Return every line of the data below that includes the string "Fórmulas".

- TASK INPUTS:
++++++++
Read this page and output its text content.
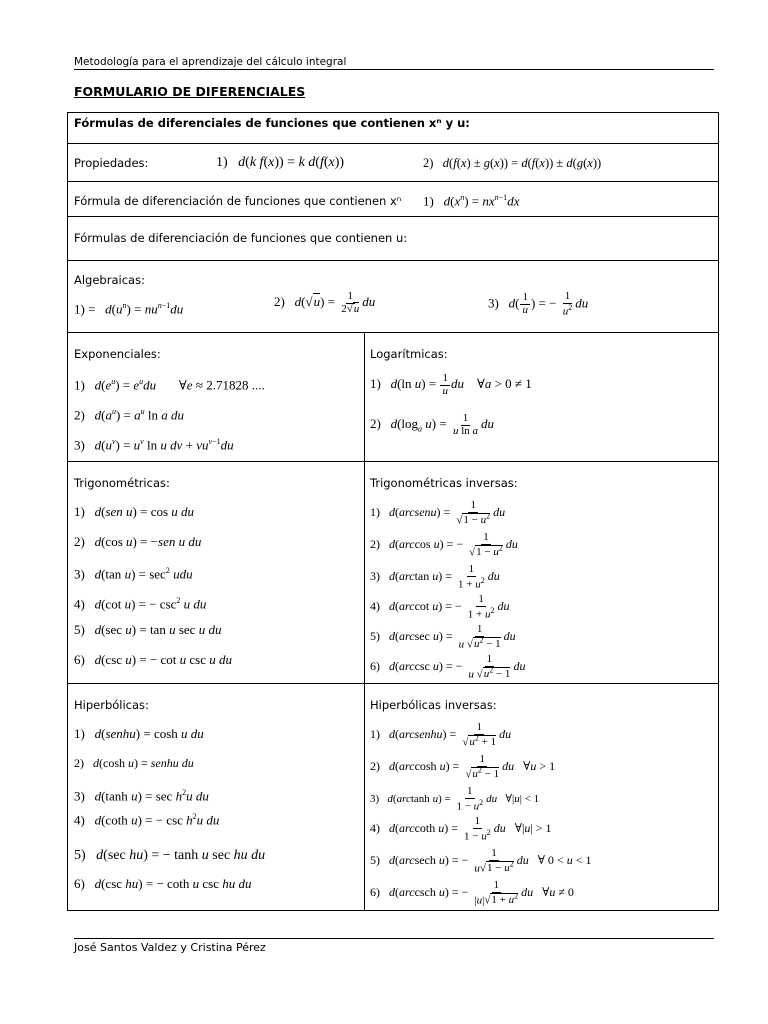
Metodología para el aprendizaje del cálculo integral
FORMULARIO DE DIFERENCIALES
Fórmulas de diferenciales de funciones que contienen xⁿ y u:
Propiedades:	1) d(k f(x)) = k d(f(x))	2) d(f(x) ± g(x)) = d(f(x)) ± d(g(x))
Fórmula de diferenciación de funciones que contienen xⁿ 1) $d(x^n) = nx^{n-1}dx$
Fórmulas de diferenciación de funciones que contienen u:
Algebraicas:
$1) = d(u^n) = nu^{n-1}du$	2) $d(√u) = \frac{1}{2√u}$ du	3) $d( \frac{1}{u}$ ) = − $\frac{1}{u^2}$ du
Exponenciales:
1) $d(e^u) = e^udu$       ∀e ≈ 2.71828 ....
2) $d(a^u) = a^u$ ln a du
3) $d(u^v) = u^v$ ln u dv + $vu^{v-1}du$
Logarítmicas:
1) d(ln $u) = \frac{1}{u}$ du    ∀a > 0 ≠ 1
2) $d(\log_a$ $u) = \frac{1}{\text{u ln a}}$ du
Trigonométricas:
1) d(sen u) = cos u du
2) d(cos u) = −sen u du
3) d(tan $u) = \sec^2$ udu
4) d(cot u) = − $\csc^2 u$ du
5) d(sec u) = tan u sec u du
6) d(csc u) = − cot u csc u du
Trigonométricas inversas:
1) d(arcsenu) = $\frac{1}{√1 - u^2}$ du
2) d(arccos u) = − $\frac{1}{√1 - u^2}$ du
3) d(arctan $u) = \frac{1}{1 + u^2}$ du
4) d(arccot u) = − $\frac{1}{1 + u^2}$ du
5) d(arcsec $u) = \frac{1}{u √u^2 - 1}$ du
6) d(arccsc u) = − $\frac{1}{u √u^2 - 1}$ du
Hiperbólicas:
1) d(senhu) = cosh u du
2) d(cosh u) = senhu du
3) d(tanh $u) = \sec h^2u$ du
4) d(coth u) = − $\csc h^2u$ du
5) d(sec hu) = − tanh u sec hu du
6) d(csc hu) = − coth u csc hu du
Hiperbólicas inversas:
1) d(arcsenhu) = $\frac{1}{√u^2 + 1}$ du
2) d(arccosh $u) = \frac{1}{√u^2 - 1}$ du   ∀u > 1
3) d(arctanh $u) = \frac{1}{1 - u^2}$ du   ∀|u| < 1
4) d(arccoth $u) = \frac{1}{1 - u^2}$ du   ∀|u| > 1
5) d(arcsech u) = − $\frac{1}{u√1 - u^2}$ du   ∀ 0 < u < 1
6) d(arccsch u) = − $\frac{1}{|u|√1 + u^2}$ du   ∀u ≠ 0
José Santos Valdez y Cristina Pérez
++++++++
- RESULT FOR THIS TASK:
Fórmulas de diferenciales de funciones que contienen xⁿ y u:
Fórmulas de diferenciación de funciones que contienen u:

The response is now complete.